* _Instructions for the task_
Work out how many lines of the records hold the string "planed", and reply with that number alone.

-- START OF Material --

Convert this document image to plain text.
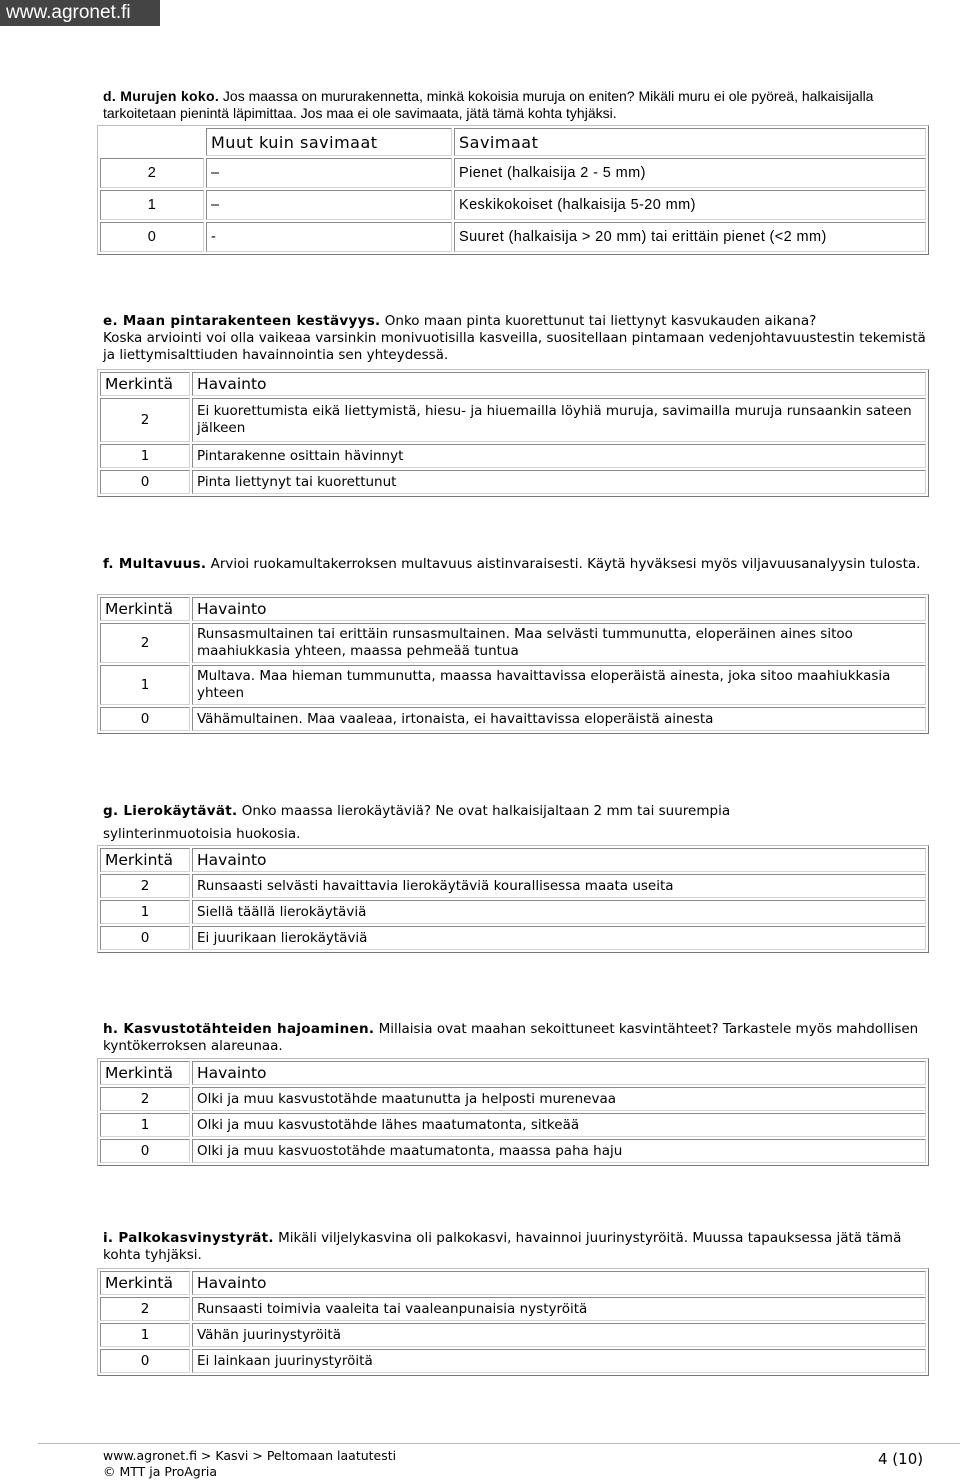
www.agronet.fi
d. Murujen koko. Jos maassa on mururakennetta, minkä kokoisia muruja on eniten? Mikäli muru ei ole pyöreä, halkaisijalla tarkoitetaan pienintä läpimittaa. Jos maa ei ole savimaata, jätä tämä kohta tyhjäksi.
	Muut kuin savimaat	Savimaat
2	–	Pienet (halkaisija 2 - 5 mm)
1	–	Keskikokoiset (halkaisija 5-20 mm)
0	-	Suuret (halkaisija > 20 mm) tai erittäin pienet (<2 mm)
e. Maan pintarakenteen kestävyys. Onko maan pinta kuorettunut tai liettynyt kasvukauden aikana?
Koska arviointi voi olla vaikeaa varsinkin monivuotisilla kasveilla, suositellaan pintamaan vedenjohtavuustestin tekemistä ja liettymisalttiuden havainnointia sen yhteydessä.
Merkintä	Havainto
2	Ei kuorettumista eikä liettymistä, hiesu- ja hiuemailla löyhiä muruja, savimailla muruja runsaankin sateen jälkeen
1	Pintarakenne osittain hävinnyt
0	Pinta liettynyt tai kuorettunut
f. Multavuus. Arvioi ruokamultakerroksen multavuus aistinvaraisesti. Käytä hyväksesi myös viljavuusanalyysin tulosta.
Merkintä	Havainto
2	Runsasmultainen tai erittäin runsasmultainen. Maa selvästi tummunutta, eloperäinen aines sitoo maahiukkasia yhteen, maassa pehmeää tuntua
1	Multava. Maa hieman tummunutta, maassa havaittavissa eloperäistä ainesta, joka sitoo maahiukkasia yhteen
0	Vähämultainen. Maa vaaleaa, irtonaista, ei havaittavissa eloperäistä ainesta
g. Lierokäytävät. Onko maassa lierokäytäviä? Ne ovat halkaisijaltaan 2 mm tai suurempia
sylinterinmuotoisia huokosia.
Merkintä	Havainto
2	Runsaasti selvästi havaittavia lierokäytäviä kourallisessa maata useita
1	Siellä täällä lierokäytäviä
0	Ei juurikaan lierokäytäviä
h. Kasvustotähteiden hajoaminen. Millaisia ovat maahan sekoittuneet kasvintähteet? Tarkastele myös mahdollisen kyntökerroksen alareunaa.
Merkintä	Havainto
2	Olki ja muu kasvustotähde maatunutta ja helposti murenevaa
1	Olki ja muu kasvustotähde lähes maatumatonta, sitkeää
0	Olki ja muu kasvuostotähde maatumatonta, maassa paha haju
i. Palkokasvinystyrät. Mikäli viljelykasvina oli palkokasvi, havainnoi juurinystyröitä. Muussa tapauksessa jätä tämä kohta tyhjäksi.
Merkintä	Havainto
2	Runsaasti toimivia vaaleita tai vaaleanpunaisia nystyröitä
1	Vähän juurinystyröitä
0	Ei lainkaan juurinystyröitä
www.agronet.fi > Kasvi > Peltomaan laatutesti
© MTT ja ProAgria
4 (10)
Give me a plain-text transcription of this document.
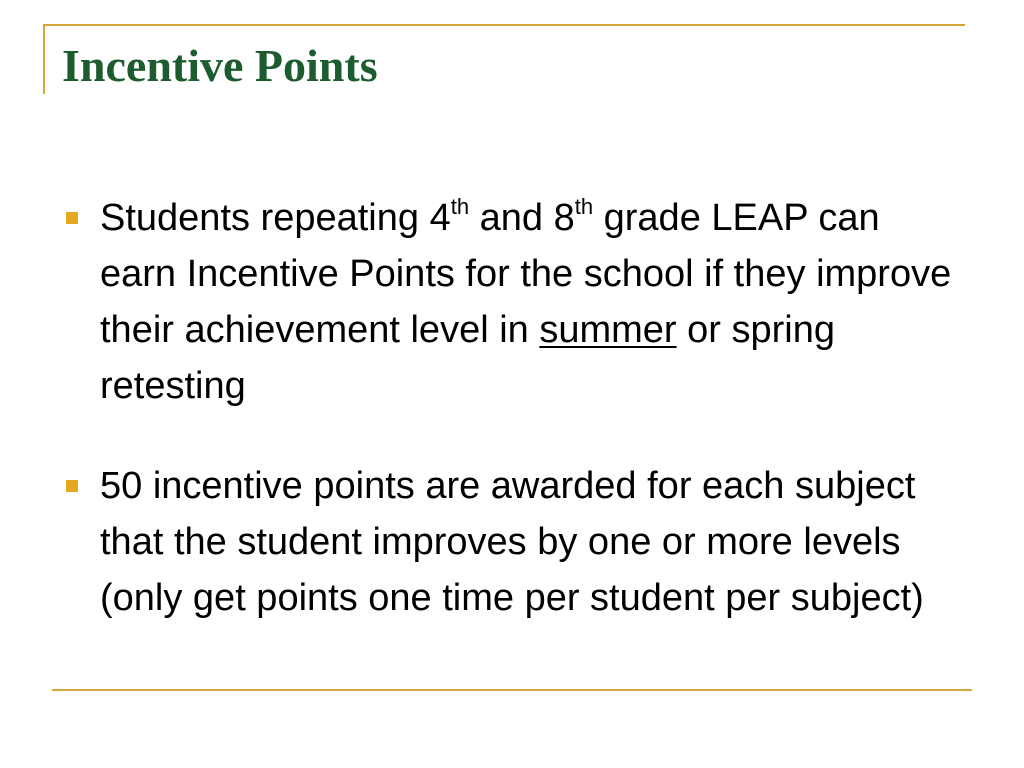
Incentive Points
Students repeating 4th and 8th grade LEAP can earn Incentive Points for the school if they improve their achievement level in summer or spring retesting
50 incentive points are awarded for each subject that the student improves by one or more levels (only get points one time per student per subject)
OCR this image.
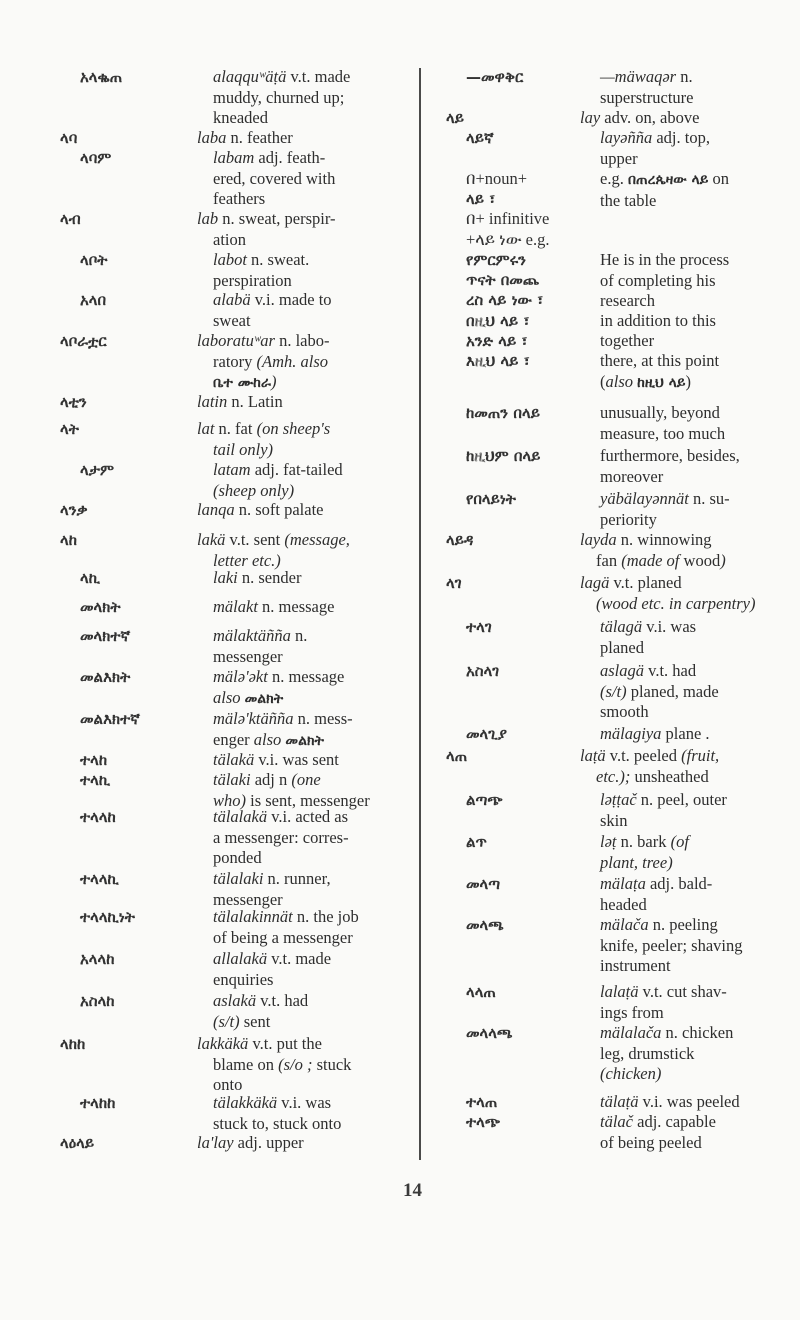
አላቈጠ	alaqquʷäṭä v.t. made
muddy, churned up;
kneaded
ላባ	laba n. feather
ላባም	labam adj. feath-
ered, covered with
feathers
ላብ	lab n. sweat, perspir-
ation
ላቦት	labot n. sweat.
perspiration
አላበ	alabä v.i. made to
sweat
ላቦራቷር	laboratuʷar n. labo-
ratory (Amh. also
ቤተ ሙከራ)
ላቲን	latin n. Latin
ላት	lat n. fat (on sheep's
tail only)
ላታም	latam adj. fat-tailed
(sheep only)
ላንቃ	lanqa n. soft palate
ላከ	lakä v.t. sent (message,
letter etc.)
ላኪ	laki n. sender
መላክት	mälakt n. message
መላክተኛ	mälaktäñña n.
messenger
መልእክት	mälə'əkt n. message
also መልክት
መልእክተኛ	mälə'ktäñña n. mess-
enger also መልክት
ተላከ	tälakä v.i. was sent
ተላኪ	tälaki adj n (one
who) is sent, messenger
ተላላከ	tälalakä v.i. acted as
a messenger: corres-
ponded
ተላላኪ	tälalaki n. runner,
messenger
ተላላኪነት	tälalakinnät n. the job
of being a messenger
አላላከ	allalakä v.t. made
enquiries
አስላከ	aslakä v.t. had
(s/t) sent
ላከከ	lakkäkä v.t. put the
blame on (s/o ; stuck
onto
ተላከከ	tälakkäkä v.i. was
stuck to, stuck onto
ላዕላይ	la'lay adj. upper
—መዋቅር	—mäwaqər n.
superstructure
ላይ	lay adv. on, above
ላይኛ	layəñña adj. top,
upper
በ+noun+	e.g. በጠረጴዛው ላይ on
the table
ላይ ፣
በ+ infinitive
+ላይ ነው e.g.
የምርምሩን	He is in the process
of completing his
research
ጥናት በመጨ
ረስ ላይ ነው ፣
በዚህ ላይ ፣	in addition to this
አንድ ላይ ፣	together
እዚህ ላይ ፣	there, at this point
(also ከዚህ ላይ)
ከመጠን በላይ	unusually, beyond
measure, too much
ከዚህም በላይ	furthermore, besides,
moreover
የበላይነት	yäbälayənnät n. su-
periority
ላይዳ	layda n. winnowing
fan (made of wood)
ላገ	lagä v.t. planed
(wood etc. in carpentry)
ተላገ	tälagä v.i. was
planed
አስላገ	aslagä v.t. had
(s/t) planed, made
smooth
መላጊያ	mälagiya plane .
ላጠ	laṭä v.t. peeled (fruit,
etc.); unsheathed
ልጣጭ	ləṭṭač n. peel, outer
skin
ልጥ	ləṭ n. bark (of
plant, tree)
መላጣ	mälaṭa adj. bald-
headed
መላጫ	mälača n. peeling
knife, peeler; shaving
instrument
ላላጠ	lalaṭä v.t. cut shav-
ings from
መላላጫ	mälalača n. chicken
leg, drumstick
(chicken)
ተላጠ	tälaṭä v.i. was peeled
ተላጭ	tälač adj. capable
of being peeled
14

-- END OF Material --

* _Response below_
3